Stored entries
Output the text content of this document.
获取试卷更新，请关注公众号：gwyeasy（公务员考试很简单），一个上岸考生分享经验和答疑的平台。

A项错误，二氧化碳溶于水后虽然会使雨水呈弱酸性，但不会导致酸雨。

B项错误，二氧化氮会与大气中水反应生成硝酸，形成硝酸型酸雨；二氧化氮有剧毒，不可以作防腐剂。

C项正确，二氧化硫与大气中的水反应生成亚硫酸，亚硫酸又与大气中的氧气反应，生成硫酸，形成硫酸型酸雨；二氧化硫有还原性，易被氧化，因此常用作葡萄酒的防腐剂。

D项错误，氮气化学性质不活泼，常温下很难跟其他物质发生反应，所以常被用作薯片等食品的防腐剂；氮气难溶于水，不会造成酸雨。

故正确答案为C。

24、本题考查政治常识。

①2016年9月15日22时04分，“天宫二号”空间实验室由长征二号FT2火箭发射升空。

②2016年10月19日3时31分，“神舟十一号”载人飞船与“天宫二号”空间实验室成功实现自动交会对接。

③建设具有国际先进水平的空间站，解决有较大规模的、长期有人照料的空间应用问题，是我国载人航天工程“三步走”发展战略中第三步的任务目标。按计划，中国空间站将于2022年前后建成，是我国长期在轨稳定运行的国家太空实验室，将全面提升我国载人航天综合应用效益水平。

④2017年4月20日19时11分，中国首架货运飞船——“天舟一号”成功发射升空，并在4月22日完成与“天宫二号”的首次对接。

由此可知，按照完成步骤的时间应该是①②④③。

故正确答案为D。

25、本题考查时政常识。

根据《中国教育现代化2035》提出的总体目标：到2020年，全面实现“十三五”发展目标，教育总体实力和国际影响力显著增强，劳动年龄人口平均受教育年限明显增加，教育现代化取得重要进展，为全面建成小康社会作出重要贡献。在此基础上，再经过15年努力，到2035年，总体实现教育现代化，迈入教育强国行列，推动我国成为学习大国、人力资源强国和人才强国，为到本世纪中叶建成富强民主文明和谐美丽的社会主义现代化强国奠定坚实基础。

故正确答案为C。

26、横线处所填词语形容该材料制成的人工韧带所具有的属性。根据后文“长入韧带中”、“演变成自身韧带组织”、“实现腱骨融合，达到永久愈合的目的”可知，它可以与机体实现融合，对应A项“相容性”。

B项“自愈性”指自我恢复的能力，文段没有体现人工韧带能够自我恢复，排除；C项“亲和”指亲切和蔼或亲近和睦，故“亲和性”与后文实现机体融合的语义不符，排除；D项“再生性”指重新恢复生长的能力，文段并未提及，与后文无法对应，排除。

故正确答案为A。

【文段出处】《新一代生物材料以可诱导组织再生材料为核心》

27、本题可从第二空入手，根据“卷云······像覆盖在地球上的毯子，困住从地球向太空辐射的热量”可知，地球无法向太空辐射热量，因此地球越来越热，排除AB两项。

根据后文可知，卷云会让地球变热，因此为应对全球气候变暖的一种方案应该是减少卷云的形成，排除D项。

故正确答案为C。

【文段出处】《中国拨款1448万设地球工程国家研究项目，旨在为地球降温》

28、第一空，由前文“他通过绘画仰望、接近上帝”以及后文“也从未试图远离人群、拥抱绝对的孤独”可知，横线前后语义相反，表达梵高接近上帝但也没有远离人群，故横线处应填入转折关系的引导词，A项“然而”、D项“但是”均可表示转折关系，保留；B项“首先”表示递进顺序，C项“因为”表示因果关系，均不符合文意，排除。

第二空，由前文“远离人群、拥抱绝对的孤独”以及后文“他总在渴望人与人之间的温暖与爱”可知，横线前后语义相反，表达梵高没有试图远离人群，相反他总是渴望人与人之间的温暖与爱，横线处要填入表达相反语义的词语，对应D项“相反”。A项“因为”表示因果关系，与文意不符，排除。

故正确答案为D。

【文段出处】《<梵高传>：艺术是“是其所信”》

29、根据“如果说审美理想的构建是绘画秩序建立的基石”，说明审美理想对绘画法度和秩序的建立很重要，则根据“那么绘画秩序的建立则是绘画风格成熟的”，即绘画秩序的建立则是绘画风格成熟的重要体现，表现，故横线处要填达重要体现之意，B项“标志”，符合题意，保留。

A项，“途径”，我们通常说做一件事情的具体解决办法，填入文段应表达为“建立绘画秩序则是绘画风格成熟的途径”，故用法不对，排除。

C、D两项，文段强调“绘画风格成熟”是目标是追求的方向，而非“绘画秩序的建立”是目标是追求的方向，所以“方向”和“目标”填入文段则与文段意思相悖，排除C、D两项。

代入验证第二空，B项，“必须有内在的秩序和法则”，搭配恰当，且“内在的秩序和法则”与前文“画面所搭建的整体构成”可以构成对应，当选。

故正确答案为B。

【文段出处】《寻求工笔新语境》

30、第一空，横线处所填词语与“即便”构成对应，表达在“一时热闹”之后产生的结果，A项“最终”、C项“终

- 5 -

▸ WORK TO DO:
Repeat back the data above, exact to the last character.

▸ WORKED ANSWER:
Output the text content of this document.
获取试卷更新，请关注公众号：gwyeasy（公务员考试很简单），一个上岸考生分享经验和答疑的平台。

A项错误，二氧化碳溶于水后虽然会使雨水呈弱酸性，但不会导致酸雨。

B项错误，二氧化氮会与大气中水反应生成硝酸，形成硝酸型酸雨；二氧化氮有剧毒，不可以作防腐剂。

C项正确，二氧化硫与大气中的水反应生成亚硫酸，亚硫酸又与大气中的氧气反应，生成硫酸，形成硫酸型酸雨；二氧化硫有还原性，易被氧化，因此常用作葡萄酒的防腐剂。

D项错误，氮气化学性质不活泼，常温下很难跟其他物质发生反应，所以常被用作薯片等食品的防腐剂；氮气难溶于水，不会造成酸雨。

故正确答案为C。

24、本题考查政治常识。

①2016年9月15日22时04分，“天宫二号”空间实验室由长征二号FT2火箭发射升空。

②2016年10月19日3时31分，“神舟十一号”载人飞船与“天宫二号”空间实验室成功实现自动交会对接。

③建设具有国际先进水平的空间站，解决有较大规模的、长期有人照料的空间应用问题，是我国载人航天工程“三步走”发展战略中第三步的任务目标。按计划，中国空间站将于2022年前后建成，是我国长期在轨稳定运行的国家太空实验室，将全面提升我国载人航天综合应用效益水平。

④2017年4月20日19时11分，中国首架货运飞船——“天舟一号”成功发射升空，并在4月22日完成与“天宫二号”的首次对接。

由此可知，按照完成步骤的时间应该是①②④③。

故正确答案为D。

25、本题考查时政常识。

根据《中国教育现代化2035》提出的总体目标：到2020年，全面实现“十三五”发展目标，教育总体实力和国际影响力显著增强，劳动年龄人口平均受教育年限明显增加，教育现代化取得重要进展，为全面建成小康社会作出重要贡献。在此基础上，再经过15年努力，到2035年，总体实现教育现代化，迈入教育强国行列，推动我国成为学习大国、人力资源强国和人才强国，为到本世纪中叶建成富强民主文明和谐美丽的社会主义现代化强国奠定坚实基础。

故正确答案为C。

26、横线处所填词语形容该材料制成的人工韧带所具有的属性。根据后文“长入韧带中”、“演变成自身韧带组织”、“实现腱骨融合，达到永久愈合的目的”可知，它可以与机体实现融合，对应A项“相容性”。

B项“自愈性”指自我恢复的能力，文段没有体现人工韧带能够自我恢复，排除；C项“亲和”指亲切和蔼或亲近和睦，故“亲和性”与后文实现机体融合的语义不符，排除；D项“再生性”指重新恢复生长的能力，文段并未提及，与后文无法对应，排除。

故正确答案为A。

【文段出处】《新一代生物材料以可诱导组织再生材料为核心》

27、本题可从第二空入手，根据“卷云······像覆盖在地球上的毯子，困住从地球向太空辐射的热量”可知，地球无法向太空辐射热量，因此地球越来越热，排除AB两项。

根据后文可知，卷云会让地球变热，因此为应对全球气候变暖的一种方案应该是减少卷云的形成，排除D项。

故正确答案为C。

【文段出处】《中国拨款1448万设地球工程国家研究项目，旨在为地球降温》

28、第一空，由前文“他通过绘画仰望、接近上帝”以及后文“也从未试图远离人群、拥抱绝对的孤独”可知，横线前后语义相反，表达梵高接近上帝但也没有远离人群，故横线处应填入转折关系的引导词，A项“然而”、D项“但是”均可表示转折关系，保留；B项“首先”表示递进顺序，C项“因为”表示因果关系，均不符合文意，排除。

第二空，由前文“远离人群、拥抱绝对的孤独”以及后文“他总在渴望人与人之间的温暖与爱”可知，横线前后语义相反，表达梵高没有试图远离人群，相反他总是渴望人与人之间的温暖与爱，横线处要填入表达相反语义的词语，对应D项“相反”。A项“因为”表示因果关系，与文意不符，排除。

故正确答案为D。

【文段出处】《<梵高传>：艺术是“是其所信”》

29、根据“如果说审美理想的构建是绘画秩序建立的基石”，说明审美理想对绘画法度和秩序的建立很重要，则根据“那么绘画秩序的建立则是绘画风格成熟的”，即绘画秩序的建立则是绘画风格成熟的重要体现，表现，故横线处要填达重要体现之意，B项“标志”，符合题意，保留。

A项，“途径”，我们通常说做一件事情的具体解决办法，填入文段应表达为“建立绘画秩序则是绘画风格成熟的途径”，故用法不对，排除。

C、D两项，文段强调“绘画风格成熟”是目标是追求的方向，而非“绘画秩序的建立”是目标是追求的方向，所以“方向”和“目标”填入文段则与文段意思相悖，排除C、D两项。

代入验证第二空，B项，“必须有内在的秩序和法则”，搭配恰当，且“内在的秩序和法则”与前文“画面所搭建的整体构成”可以构成对应，当选。

故正确答案为B。

【文段出处】《寻求工笔新语境》

30、第一空，横线处所填词语与“即便”构成对应，表达在“一时热闹”之后产生的结果，A项“最终”、C项“终

- 5 -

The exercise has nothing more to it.